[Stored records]
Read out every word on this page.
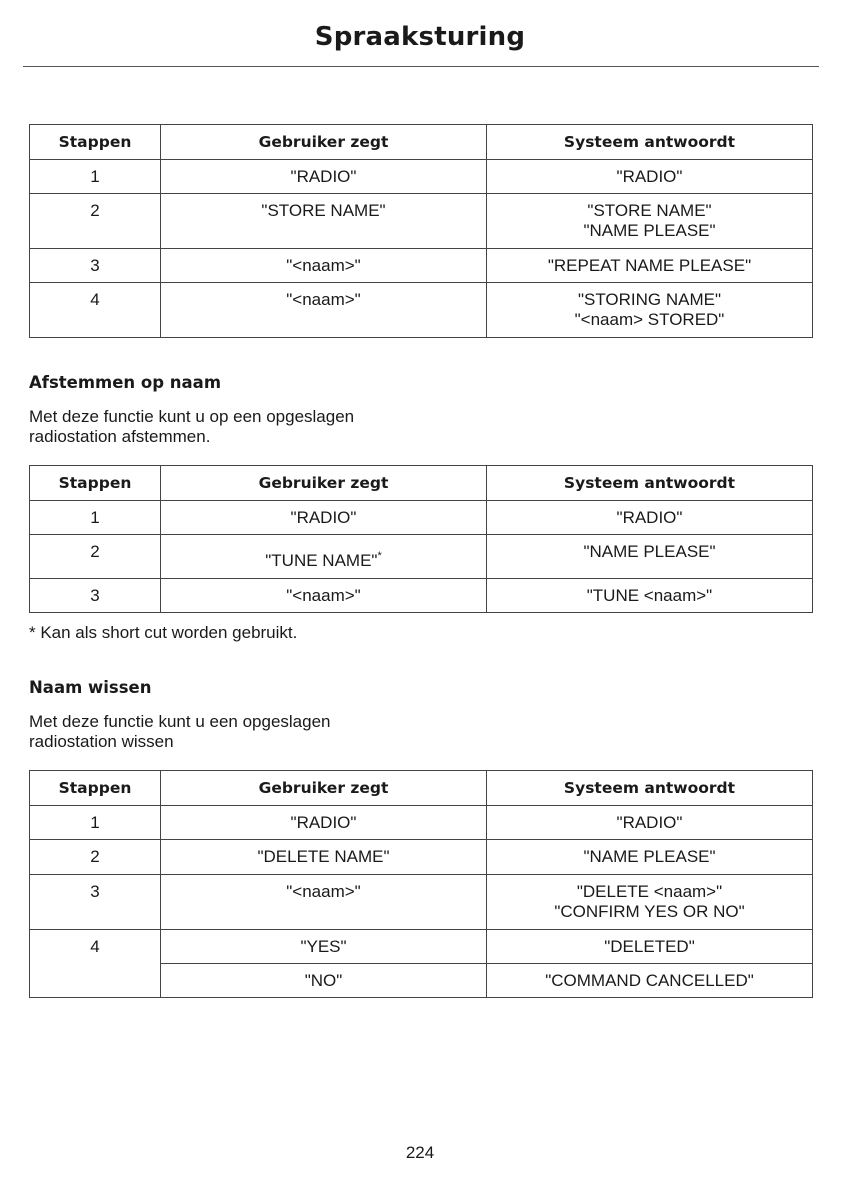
Spraaksturing
Stappen	Gebruiker zegt	Systeem antwoordt
1	"RADIO"	"RADIO"

2	"STORE NAME"	"STORE NAME"
"NAME PLEASE"

3	"<naam>"	"REPEAT NAME PLEASE"

4	"<naam>"	"STORING NAME"
"<naam> STORED"
Afstemmen op naam
Met deze functie kunt u op een opgeslagen
radiostation afstemmen.
Stappen	Gebruiker zegt	Systeem antwoordt
1	"RADIO"	"RADIO"
2	"TUNE NAME"*	"NAME PLEASE"
3	"<naam>"	"TUNE <naam>"
* Kan als short cut worden gebruikt.
Naam wissen
Met deze functie kunt u een opgeslagen
radiostation wissen
Stappen	Gebruiker zegt	Systeem antwoordt
1	"RADIO"	"RADIO"

2	"DELETE NAME"	"NAME PLEASE"

3	"<naam>"	"DELETE <naam>"
"CONFIRM YES OR NO"

4	"YES"	"DELETED"
	"NO"	"COMMAND CANCELLED"
224
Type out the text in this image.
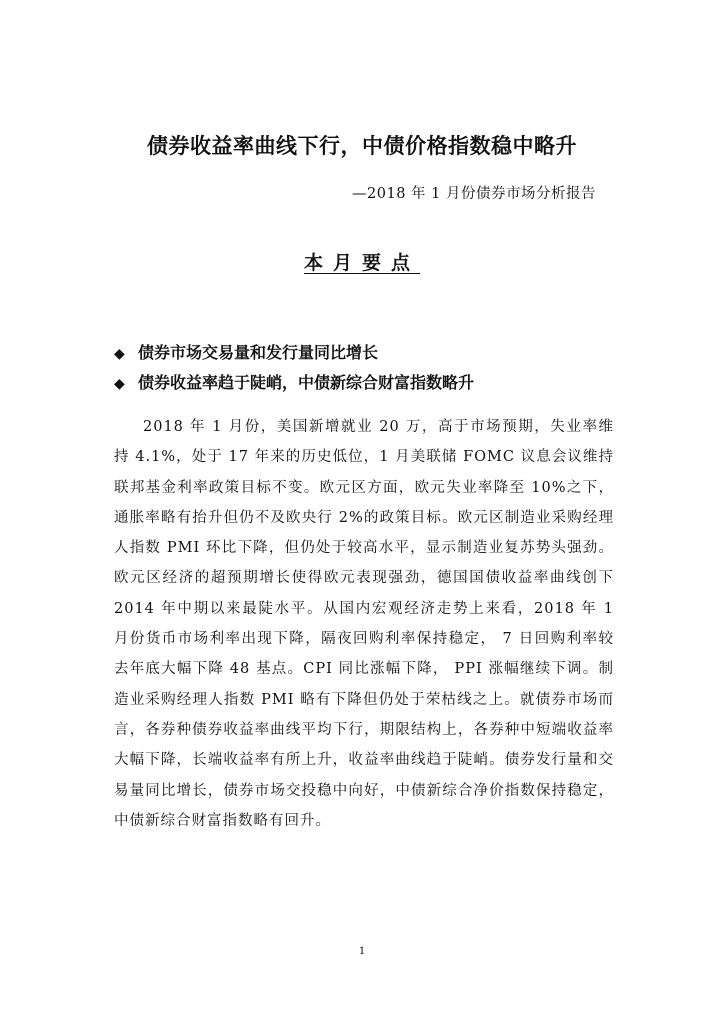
债券收益率曲线下行，中债价格指数稳中略升
—2018 年 1 月份债券市场分析报告
本月要点
◆ 债券市场交易量和发行量同比增长
◆ 债券收益率趋于陡峭，中债新综合财富指数略升

2018 年 1 月份，美国新增就业 20 万，高于市场预期，失业率维持 4.1%，处于 17 年来的历史低位，1 月美联储 FOMC 议息会议维持联邦基金利率政策目标不变。欧元区方面，欧元失业率降至 10%之下，通胀率略有抬升但仍不及欧央行 2%的政策目标。欧元区制造业采购经理人指数 PMI 环比下降，但仍处于较高水平，显示制造业复苏势头强劲。欧元区经济的超预期增长使得欧元表现强劲，德国国债收益率曲线创下 2014 年中期以来最陡水平。从国内宏观经济走势上来看，2018 年 1 月份货币市场利率出现下降，隔夜回购利率保持稳定， 7 日回购利率较去年底大幅下降 48 基点。CPI 同比涨幅下降， PPI 涨幅继续下调。制造业采购经理人指数 PMI 略有下降但仍处于荣枯线之上。就债券市场而言，各券种债券收益率曲线平均下行，期限结构上，各券种中短端收益率大幅下降，长端收益率有所上升，收益率曲线趋于陡峭。债券发行量和交易量同比增长，债券市场交投稳中向好，中债新综合净价指数保持稳定，中债新综合财富指数略有回升。

1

Work to complete:
Write out the full set of lines verbatim, without the pictures.

Finished task:
Read out every word on this page.
Spraaksturing
Stappen	Gebruiker zegt	Systeem antwoordt
1	"RADIO"	"RADIO"

2	"STORE NAME"	"STORE NAME"
"NAME PLEASE"

3	"<naam>"	"REPEAT NAME PLEASE"

4	"<naam>"	"STORING NAME"
"<naam> STORED"
Afstemmen op naam
Met deze functie kunt u op een opgeslagen
radiostation afstemmen.
Stappen	Gebruiker zegt	Systeem antwoordt
1	"RADIO"	"RADIO"
2	"TUNE NAME"*	"NAME PLEASE"
3	"<naam>"	"TUNE <naam>"
* Kan als short cut worden gebruikt.
Naam wissen
Met deze functie kunt u een opgeslagen
radiostation wissen
Stappen	Gebruiker zegt	Systeem antwoordt
1	"RADIO"	"RADIO"

2	"DELETE NAME"	"NAME PLEASE"

3	"<naam>"	"DELETE <naam>"
"CONFIRM YES OR NO"

4	"YES"	"DELETED"
	"NO"	"COMMAND CANCELLED"
224
Type out the text in this image.
债券收益率曲线下行，中债价格指数稳中略升
—2018 年 1 月份债券市场分析报告
本月要点
◆ 债券市场交易量和发行量同比增长
◆ 债券收益率趋于陡峭，中债新综合财富指数略升

2018 年 1 月份，美国新增就业 20 万，高于市场预期，失业率维持 4.1%，处于 17 年来的历史低位，1 月美联储 FOMC 议息会议维持联邦基金利率政策目标不变。欧元区方面，欧元失业率降至 10%之下，通胀率略有抬升但仍不及欧央行 2%的政策目标。欧元区制造业采购经理人指数 PMI 环比下降，但仍处于较高水平，显示制造业复苏势头强劲。欧元区经济的超预期增长使得欧元表现强劲，德国国债收益率曲线创下 2014 年中期以来最陡水平。从国内宏观经济走势上来看，2018 年 1 月份货币市场利率出现下降，隔夜回购利率保持稳定， 7 日回购利率较去年底大幅下降 48 基点。CPI 同比涨幅下降， PPI 涨幅继续下调。制造业采购经理人指数 PMI 略有下降但仍处于荣枯线之上。就债券市场而言，各券种债券收益率曲线平均下行，期限结构上，各券种中短端收益率大幅下降，长端收益率有所上升，收益率曲线趋于陡峭。债券发行量和交易量同比增长，债券市场交投稳中向好，中债新综合净价指数保持稳定，中债新综合财富指数略有回升。

1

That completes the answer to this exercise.